◆ WORK INSTRUCTIONS ◆
Locate every line in the material below that has the word "JSON". Copy each of those lines.

+---+

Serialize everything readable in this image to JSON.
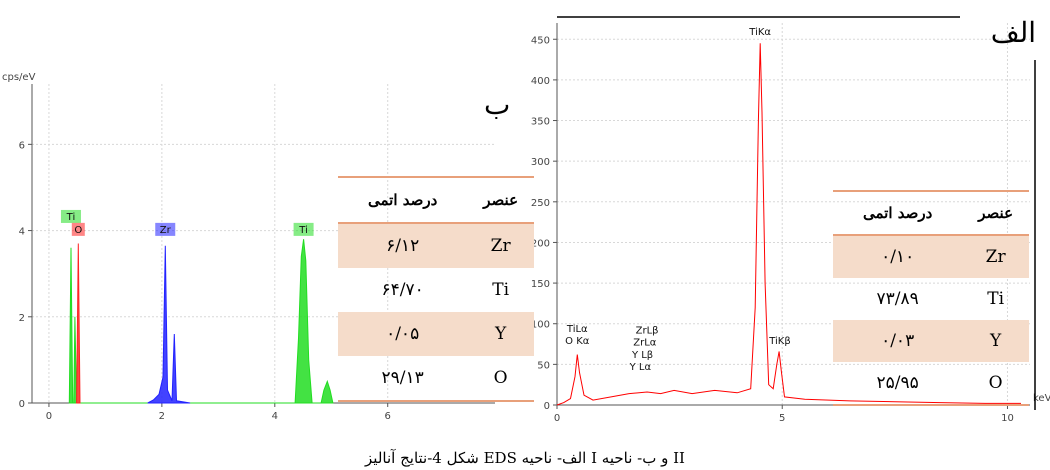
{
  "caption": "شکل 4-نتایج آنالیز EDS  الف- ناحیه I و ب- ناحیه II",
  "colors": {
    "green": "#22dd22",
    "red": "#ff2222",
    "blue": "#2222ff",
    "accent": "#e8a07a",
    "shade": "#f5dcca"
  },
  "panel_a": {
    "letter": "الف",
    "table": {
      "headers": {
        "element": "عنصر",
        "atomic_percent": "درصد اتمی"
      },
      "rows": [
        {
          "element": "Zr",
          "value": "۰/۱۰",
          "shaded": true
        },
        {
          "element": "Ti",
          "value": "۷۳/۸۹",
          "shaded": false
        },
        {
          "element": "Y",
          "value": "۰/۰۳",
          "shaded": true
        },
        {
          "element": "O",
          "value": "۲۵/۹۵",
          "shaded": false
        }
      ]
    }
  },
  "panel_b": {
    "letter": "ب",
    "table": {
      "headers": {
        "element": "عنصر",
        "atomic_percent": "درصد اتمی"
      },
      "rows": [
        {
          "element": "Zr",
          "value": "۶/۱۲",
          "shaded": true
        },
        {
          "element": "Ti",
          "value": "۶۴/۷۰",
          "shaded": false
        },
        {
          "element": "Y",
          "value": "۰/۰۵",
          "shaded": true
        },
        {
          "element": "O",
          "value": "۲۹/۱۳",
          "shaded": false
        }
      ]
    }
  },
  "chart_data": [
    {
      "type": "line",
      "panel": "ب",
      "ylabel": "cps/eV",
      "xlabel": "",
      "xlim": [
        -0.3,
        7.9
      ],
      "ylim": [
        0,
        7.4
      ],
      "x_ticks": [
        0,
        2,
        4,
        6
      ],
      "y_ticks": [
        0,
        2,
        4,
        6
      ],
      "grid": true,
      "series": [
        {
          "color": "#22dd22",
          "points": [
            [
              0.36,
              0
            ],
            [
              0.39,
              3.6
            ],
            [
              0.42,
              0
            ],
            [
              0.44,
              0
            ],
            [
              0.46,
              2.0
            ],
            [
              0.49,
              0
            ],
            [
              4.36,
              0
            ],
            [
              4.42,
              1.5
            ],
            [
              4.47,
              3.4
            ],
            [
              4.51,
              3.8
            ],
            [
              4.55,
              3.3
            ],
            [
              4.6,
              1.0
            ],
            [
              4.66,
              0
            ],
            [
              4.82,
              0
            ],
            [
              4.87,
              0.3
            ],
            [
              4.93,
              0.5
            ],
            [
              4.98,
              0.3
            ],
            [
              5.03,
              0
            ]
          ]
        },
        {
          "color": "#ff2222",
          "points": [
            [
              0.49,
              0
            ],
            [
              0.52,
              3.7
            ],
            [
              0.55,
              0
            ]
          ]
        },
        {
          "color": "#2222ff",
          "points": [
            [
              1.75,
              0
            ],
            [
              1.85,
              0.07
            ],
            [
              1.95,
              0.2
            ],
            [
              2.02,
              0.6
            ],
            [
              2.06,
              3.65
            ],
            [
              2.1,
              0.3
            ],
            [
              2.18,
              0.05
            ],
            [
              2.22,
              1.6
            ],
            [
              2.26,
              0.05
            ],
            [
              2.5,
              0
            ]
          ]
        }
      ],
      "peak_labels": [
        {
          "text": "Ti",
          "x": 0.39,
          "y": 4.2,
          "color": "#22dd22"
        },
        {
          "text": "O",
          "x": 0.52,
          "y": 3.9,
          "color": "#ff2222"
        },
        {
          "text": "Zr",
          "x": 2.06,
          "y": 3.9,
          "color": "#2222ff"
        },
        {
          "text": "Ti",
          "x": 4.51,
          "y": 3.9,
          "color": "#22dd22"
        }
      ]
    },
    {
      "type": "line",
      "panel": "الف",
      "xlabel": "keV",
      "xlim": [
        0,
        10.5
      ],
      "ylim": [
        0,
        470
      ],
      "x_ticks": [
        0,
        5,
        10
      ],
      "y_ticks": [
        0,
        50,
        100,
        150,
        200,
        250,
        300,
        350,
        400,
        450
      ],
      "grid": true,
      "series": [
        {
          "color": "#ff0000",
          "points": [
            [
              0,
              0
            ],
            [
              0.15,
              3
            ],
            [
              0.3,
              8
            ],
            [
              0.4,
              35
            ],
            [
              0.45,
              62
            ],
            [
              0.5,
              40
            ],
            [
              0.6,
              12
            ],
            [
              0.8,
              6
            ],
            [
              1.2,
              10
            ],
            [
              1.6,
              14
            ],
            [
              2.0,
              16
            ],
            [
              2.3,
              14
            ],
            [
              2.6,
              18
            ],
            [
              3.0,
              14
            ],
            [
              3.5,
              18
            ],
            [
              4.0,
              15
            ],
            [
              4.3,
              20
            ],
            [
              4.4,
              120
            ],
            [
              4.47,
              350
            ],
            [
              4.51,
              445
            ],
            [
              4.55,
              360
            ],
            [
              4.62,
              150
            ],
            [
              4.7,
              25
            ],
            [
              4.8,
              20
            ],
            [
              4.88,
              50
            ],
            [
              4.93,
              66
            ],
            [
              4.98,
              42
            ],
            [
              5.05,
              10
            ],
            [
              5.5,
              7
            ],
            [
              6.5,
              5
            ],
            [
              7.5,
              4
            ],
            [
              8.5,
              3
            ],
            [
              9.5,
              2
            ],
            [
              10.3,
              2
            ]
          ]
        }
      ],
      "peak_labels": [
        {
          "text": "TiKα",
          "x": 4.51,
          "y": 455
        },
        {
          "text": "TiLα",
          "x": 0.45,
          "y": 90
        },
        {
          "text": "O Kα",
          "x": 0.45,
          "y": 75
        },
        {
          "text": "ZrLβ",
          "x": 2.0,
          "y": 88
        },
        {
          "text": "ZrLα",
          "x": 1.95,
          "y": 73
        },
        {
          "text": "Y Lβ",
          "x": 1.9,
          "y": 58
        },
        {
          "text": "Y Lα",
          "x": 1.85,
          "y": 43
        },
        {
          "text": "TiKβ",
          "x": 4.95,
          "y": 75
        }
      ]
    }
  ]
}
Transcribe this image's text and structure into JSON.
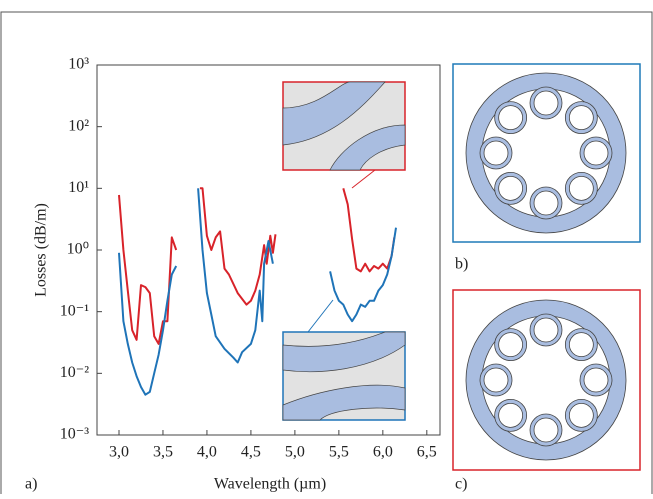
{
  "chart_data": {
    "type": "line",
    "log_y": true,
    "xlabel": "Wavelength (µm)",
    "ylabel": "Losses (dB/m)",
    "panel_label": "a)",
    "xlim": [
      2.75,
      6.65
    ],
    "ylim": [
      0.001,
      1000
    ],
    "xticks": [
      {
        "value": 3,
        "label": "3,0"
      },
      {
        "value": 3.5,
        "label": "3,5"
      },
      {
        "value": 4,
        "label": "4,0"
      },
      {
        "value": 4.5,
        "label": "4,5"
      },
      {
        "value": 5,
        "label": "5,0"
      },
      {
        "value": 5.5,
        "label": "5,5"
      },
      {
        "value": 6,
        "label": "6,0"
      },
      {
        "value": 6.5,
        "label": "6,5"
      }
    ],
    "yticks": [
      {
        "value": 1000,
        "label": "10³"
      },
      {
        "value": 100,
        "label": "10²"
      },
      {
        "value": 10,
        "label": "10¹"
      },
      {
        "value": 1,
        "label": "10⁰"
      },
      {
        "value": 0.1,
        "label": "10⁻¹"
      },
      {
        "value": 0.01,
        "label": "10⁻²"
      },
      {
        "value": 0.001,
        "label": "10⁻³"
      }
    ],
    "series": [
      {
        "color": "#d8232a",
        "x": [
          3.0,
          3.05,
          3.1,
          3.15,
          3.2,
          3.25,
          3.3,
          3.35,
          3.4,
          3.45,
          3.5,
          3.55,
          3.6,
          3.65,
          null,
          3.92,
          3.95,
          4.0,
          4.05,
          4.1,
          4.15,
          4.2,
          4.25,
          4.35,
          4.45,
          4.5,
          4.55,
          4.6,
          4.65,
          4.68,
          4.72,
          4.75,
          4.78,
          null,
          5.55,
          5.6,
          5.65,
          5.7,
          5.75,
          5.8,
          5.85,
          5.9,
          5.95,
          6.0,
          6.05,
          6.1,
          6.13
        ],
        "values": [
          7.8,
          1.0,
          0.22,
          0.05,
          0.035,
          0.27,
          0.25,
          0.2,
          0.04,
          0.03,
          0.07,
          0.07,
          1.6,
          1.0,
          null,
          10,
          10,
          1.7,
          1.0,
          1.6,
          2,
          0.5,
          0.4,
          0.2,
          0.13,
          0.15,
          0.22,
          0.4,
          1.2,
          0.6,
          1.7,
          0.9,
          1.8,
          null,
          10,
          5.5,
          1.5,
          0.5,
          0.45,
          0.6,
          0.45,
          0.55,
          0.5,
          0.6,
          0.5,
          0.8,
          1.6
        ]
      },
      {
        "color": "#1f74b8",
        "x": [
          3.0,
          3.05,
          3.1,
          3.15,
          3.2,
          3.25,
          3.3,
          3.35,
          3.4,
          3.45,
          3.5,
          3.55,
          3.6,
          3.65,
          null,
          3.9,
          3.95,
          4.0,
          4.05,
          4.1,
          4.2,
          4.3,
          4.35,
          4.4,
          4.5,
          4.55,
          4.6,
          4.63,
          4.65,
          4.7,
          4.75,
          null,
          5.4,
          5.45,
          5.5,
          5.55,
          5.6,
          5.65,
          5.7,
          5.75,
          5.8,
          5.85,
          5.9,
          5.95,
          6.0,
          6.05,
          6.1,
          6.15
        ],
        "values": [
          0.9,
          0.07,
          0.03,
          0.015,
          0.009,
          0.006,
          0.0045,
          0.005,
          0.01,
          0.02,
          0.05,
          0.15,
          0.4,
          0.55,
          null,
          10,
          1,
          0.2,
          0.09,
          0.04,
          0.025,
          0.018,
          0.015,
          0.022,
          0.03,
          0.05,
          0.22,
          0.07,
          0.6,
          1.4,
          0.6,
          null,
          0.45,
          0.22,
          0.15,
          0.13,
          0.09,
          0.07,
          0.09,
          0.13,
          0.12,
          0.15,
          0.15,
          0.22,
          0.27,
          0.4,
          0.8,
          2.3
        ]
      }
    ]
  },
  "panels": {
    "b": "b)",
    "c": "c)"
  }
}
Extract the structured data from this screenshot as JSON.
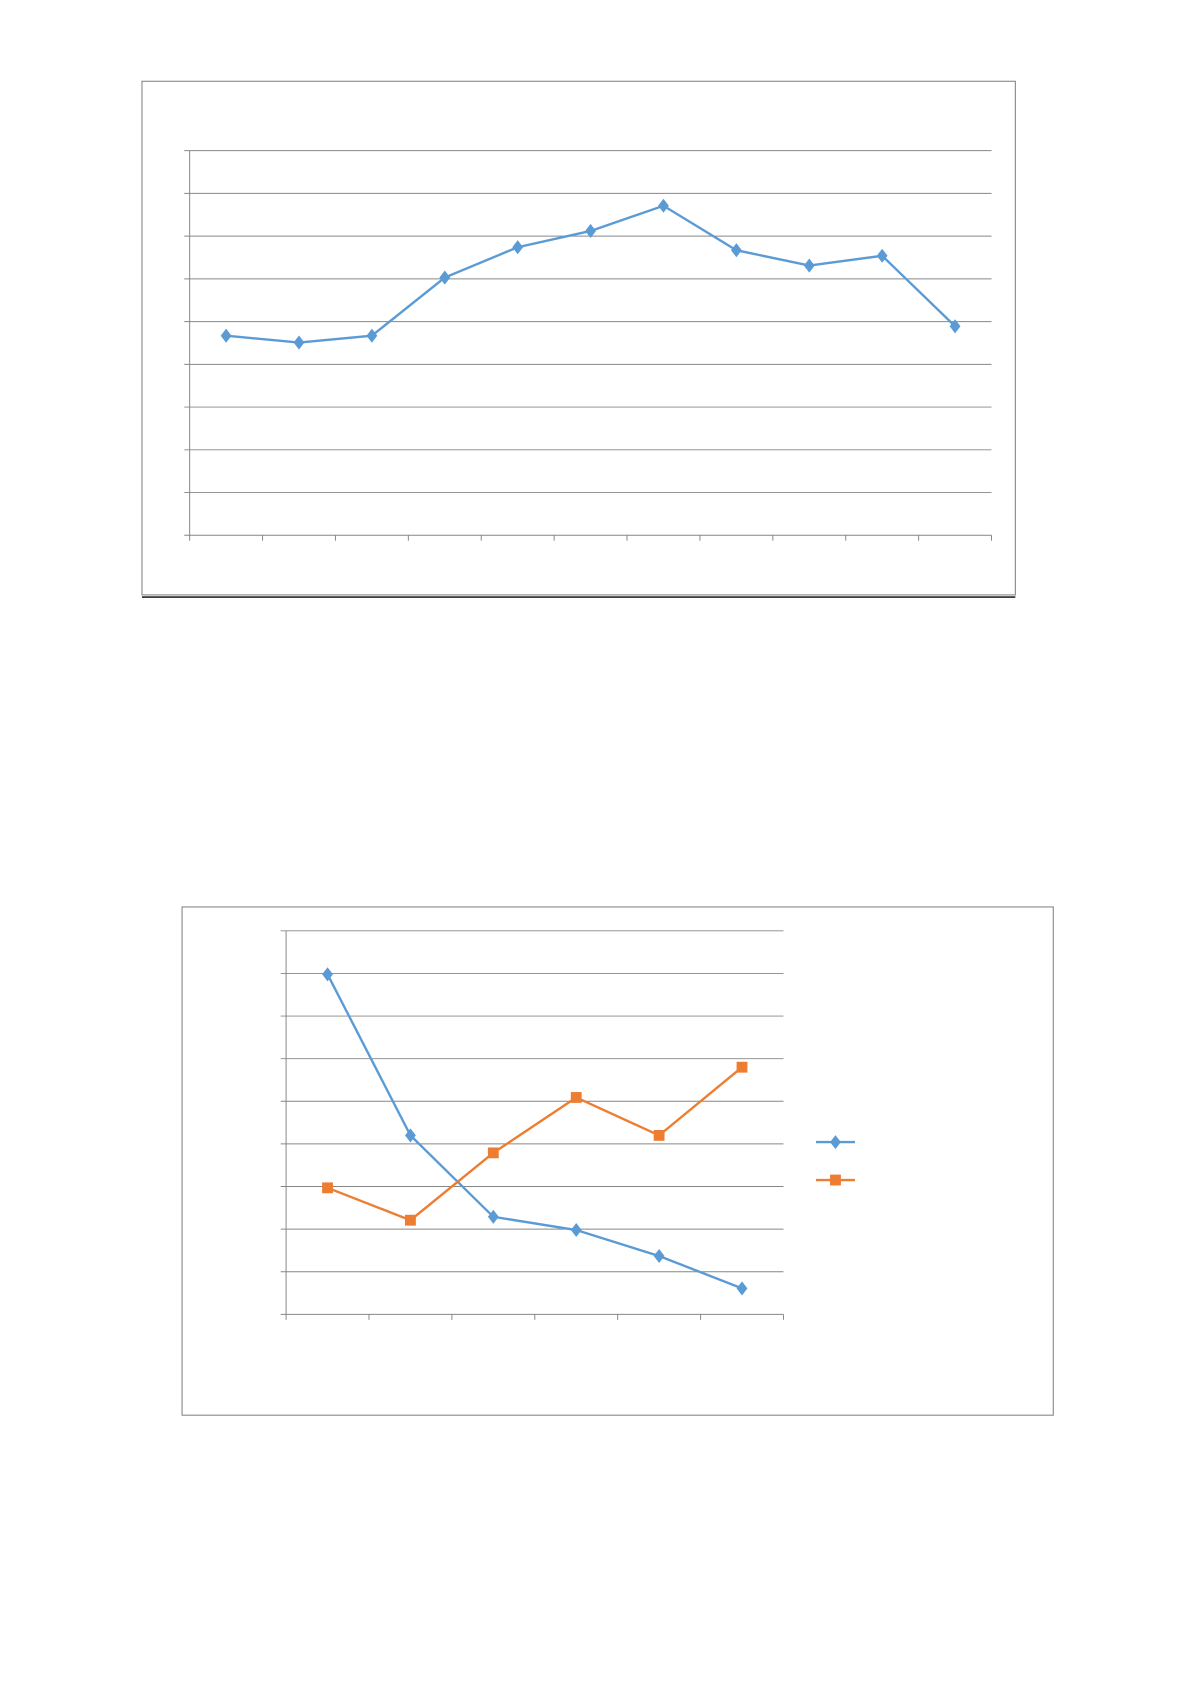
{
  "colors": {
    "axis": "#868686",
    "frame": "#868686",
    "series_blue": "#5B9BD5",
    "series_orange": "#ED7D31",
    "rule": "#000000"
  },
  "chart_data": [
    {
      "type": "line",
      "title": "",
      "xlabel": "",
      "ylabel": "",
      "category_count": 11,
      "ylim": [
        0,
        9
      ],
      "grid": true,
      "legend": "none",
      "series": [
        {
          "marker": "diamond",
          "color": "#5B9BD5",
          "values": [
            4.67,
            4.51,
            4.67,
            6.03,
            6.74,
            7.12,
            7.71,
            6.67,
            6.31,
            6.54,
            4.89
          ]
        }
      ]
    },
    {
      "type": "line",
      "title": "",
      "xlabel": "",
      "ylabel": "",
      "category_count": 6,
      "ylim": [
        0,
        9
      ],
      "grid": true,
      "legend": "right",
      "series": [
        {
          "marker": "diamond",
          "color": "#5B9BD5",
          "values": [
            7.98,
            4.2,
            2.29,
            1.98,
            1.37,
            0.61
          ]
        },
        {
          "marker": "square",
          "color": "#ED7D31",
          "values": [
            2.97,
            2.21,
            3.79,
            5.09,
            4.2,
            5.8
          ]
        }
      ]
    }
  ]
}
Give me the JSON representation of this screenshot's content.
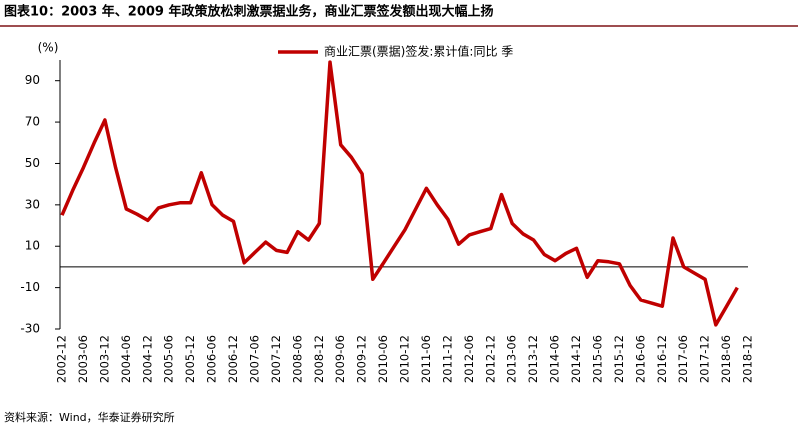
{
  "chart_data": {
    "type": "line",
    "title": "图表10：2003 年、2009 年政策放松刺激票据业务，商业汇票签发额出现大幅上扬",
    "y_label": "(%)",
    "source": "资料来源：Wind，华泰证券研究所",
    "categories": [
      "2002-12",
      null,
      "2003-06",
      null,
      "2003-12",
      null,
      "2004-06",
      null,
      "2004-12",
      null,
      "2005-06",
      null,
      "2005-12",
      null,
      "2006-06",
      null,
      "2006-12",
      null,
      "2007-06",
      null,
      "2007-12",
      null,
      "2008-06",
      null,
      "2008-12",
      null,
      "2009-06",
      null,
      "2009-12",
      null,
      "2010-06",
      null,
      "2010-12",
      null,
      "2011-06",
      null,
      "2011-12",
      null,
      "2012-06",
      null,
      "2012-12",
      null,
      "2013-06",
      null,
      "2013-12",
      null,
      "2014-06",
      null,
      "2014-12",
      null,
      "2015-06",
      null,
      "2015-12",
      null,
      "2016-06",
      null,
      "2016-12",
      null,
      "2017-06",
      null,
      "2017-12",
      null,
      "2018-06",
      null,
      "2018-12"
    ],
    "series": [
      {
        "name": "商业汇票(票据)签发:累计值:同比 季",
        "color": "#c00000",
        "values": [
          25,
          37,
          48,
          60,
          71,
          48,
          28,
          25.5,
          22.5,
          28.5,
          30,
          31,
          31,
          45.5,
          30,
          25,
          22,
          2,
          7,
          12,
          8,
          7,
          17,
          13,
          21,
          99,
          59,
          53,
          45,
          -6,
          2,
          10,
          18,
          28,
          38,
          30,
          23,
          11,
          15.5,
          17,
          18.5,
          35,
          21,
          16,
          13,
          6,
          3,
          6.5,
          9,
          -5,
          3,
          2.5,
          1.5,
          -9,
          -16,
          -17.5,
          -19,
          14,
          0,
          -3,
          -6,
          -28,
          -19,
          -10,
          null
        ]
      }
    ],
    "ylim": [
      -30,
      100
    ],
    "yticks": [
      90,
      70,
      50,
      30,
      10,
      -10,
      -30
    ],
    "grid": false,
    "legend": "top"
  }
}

+---+

◆ RESPONSE ◆
Serialize everything readable in this image to JSON.
Transcribe this image's text and structure into JSON.
Extract the structured data from this screenshot as JSON.
Give me the JSON representation of this screenshot's content.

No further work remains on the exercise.